-- Supplied data start --

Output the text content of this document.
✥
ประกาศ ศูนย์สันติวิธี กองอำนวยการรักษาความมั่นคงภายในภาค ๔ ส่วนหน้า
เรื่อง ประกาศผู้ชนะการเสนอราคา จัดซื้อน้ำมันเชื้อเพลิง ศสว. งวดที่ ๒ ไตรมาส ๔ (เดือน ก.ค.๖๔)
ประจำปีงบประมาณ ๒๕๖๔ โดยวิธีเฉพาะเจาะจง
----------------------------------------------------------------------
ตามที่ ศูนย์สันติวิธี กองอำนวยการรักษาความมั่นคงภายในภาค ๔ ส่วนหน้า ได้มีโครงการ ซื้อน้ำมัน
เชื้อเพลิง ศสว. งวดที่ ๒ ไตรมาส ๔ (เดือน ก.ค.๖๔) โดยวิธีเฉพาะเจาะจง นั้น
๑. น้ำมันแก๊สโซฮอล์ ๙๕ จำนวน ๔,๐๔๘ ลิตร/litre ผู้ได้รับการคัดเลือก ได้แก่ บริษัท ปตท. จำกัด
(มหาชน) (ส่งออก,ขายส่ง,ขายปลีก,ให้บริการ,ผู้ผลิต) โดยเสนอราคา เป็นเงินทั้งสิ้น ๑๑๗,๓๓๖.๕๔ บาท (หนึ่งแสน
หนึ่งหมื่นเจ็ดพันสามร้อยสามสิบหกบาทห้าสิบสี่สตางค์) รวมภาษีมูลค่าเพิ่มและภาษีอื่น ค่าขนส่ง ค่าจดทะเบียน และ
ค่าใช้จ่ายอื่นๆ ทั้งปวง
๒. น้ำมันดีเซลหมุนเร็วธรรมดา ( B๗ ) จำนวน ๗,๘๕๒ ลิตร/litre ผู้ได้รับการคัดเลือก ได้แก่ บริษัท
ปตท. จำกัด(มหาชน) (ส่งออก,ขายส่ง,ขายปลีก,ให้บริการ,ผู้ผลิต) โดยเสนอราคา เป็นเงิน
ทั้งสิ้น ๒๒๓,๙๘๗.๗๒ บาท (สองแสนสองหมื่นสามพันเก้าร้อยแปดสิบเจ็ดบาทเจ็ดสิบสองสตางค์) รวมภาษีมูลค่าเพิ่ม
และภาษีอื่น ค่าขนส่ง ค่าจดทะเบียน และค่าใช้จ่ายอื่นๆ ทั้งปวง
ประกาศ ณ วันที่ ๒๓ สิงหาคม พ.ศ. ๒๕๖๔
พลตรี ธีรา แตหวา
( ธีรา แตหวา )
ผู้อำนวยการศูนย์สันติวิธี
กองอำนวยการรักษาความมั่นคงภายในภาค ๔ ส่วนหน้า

-- Supplied data end --

**Direction:** Your task is to print the whole listing again exactly.

**Worked answer:**
Output the text content of this document.
✥
ประกาศ ศูนย์สันติวิธี กองอำนวยการรักษาความมั่นคงภายในภาค ๔ ส่วนหน้า
เรื่อง ประกาศผู้ชนะการเสนอราคา จัดซื้อน้ำมันเชื้อเพลิง ศสว. งวดที่ ๒ ไตรมาส ๔ (เดือน ก.ค.๖๔)
ประจำปีงบประมาณ ๒๕๖๔ โดยวิธีเฉพาะเจาะจง
----------------------------------------------------------------------
ตามที่ ศูนย์สันติวิธี กองอำนวยการรักษาความมั่นคงภายในภาค ๔ ส่วนหน้า ได้มีโครงการ ซื้อน้ำมัน
เชื้อเพลิง ศสว. งวดที่ ๒ ไตรมาส ๔ (เดือน ก.ค.๖๔) โดยวิธีเฉพาะเจาะจง นั้น
๑. น้ำมันแก๊สโซฮอล์ ๙๕ จำนวน ๔,๐๔๘ ลิตร/litre ผู้ได้รับการคัดเลือก ได้แก่ บริษัท ปตท. จำกัด
(มหาชน) (ส่งออก,ขายส่ง,ขายปลีก,ให้บริการ,ผู้ผลิต) โดยเสนอราคา เป็นเงินทั้งสิ้น ๑๑๗,๓๓๖.๕๔ บาท (หนึ่งแสน
หนึ่งหมื่นเจ็ดพันสามร้อยสามสิบหกบาทห้าสิบสี่สตางค์) รวมภาษีมูลค่าเพิ่มและภาษีอื่น ค่าขนส่ง ค่าจดทะเบียน และ
ค่าใช้จ่ายอื่นๆ ทั้งปวง
๒. น้ำมันดีเซลหมุนเร็วธรรมดา ( B๗ ) จำนวน ๗,๘๕๒ ลิตร/litre ผู้ได้รับการคัดเลือก ได้แก่ บริษัท
ปตท. จำกัด(มหาชน) (ส่งออก,ขายส่ง,ขายปลีก,ให้บริการ,ผู้ผลิต) โดยเสนอราคา เป็นเงิน
ทั้งสิ้น ๒๒๓,๙๘๗.๗๒ บาท (สองแสนสองหมื่นสามพันเก้าร้อยแปดสิบเจ็ดบาทเจ็ดสิบสองสตางค์) รวมภาษีมูลค่าเพิ่ม
และภาษีอื่น ค่าขนส่ง ค่าจดทะเบียน และค่าใช้จ่ายอื่นๆ ทั้งปวง
ประกาศ ณ วันที่ ๒๓ สิงหาคม พ.ศ. ๒๕๖๔
พลตรี ธีรา แตหวา
( ธีรา แตหวา )
ผู้อำนวยการศูนย์สันติวิธี
กองอำนวยการรักษาความมั่นคงภายในภาค ๔ ส่วนหน้า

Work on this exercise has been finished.